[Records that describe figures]
****
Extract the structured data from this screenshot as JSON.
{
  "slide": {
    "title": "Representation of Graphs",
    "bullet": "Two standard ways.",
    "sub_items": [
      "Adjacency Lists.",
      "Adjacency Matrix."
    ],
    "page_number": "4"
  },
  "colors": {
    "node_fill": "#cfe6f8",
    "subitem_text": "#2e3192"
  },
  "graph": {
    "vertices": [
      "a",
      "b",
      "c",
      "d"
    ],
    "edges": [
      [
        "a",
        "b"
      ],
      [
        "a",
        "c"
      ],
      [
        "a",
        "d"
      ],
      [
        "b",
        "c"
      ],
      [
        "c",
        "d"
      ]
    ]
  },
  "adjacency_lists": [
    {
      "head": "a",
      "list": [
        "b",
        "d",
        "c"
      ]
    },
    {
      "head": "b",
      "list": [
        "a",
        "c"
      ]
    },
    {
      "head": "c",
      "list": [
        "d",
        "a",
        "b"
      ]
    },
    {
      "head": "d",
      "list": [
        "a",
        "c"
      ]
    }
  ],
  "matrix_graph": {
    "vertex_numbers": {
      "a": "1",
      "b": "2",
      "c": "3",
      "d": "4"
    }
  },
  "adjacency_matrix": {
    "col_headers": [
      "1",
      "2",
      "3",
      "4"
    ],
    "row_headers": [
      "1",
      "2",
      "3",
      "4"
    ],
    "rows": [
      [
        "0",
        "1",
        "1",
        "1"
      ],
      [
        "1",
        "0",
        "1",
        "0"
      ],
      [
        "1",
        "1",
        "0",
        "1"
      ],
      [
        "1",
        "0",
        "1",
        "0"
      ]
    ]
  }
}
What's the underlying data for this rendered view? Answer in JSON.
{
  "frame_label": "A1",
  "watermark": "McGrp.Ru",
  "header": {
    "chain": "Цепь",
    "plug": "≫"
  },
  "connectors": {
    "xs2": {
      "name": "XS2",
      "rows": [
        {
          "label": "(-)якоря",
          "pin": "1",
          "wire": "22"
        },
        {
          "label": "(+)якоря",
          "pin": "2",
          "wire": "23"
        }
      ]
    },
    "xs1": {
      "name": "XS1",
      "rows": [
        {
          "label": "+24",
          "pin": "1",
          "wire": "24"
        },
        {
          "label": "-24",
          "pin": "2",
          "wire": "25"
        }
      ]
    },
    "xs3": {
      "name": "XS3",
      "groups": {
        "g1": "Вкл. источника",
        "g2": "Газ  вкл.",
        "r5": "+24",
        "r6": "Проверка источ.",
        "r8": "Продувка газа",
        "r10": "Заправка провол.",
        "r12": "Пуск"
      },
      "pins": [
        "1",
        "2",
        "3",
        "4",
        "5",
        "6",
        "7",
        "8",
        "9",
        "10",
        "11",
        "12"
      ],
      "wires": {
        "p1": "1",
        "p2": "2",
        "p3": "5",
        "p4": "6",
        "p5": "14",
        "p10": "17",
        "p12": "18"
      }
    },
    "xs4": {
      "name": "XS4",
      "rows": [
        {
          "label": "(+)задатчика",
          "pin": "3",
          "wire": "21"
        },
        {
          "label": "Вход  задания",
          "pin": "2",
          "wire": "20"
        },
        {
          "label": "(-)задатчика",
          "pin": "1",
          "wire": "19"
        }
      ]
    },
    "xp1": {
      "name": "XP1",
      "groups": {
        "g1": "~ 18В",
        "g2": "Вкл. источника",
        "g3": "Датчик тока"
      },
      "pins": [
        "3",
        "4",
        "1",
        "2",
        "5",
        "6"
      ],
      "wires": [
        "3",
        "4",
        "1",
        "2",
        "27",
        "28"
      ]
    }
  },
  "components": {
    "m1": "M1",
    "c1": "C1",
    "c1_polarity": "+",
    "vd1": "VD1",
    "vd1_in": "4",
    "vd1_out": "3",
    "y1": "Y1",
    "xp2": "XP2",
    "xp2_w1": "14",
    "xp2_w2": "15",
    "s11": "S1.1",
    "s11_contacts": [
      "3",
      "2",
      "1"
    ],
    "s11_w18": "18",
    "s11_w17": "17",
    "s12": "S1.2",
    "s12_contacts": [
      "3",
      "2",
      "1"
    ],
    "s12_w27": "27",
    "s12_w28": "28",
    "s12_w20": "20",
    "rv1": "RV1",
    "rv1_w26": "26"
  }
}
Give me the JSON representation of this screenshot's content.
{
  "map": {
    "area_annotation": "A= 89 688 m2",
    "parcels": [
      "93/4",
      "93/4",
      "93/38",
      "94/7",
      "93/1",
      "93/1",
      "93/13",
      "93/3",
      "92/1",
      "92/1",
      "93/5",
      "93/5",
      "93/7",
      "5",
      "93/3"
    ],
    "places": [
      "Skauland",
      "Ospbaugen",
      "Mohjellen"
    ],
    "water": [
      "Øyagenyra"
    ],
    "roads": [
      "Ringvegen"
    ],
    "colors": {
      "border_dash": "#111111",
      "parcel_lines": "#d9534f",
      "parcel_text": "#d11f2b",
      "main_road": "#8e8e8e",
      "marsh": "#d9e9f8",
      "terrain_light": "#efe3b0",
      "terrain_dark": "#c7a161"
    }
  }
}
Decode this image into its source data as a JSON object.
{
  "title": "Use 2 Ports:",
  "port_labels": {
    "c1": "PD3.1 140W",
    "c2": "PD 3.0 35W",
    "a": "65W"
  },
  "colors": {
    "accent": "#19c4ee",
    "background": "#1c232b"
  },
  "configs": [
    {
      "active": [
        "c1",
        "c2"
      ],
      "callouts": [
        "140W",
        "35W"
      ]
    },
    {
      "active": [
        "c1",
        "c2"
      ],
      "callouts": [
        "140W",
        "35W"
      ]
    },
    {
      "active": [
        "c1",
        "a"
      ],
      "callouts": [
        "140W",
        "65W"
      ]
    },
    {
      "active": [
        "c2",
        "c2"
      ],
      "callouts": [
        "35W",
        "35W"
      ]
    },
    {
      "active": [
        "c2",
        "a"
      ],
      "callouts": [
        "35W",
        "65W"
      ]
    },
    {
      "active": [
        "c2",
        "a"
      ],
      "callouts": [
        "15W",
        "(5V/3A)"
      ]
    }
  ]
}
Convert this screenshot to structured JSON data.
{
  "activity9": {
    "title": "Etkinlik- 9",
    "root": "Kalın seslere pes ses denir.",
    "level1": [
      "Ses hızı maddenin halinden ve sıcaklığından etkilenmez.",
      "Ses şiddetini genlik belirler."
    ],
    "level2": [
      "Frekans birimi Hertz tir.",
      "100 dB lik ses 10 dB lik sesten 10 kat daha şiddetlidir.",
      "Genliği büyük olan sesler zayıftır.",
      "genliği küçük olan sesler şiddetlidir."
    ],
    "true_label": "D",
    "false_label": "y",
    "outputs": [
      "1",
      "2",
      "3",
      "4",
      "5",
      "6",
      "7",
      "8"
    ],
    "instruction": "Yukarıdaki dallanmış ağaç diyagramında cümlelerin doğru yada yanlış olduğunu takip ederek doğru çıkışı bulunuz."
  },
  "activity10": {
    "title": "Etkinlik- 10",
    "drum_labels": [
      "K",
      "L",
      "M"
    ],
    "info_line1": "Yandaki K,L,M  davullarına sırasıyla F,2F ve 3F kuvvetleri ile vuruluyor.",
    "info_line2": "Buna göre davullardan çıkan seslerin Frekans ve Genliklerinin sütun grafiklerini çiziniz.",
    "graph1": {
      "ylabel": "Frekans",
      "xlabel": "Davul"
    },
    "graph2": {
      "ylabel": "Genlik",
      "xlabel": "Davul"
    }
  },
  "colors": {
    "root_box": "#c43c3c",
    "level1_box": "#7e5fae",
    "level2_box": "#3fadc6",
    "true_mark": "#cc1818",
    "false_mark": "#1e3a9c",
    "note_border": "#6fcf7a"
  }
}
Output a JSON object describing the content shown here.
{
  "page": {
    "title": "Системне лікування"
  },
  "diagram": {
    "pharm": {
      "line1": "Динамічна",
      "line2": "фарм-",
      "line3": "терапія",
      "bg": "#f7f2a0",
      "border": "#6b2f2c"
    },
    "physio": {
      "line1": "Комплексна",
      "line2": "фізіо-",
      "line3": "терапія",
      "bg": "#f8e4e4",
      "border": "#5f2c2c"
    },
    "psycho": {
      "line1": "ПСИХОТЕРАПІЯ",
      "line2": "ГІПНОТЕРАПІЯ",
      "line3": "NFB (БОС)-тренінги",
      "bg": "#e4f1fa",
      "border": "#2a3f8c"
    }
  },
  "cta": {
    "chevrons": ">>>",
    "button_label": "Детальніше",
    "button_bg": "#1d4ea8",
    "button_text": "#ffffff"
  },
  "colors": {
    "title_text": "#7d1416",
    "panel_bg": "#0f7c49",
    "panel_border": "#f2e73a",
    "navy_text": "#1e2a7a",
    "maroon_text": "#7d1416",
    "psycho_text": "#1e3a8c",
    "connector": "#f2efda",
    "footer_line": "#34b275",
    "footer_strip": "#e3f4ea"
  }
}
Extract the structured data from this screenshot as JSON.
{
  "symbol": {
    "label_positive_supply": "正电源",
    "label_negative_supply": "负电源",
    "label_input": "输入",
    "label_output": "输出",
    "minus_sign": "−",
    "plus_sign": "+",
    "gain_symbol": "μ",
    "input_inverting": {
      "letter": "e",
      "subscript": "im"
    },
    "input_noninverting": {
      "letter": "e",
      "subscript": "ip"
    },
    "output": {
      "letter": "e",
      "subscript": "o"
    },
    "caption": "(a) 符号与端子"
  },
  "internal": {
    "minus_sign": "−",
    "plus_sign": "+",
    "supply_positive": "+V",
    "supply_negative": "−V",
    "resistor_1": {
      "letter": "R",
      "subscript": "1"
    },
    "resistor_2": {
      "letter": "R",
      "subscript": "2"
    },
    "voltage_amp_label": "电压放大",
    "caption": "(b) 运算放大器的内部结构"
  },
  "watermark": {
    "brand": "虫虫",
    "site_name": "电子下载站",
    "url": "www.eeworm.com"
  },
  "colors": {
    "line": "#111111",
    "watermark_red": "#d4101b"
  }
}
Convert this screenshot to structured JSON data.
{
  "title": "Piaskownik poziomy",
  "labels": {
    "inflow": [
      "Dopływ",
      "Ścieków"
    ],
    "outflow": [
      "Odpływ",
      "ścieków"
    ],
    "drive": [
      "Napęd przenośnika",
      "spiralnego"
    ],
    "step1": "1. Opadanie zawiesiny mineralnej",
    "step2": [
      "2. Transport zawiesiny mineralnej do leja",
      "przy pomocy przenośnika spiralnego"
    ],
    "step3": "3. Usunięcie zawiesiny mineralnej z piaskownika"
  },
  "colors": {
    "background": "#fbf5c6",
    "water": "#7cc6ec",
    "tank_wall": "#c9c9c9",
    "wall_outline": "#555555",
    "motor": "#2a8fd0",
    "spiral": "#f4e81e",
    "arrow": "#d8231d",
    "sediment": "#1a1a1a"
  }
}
****
Goal: Copy each line of the records that contains the word "subscript".

Full output:
      "subscript": "im"
      "subscript": "ip"
      "subscript": "o"
      "subscript": "1"
      "subscript": "2"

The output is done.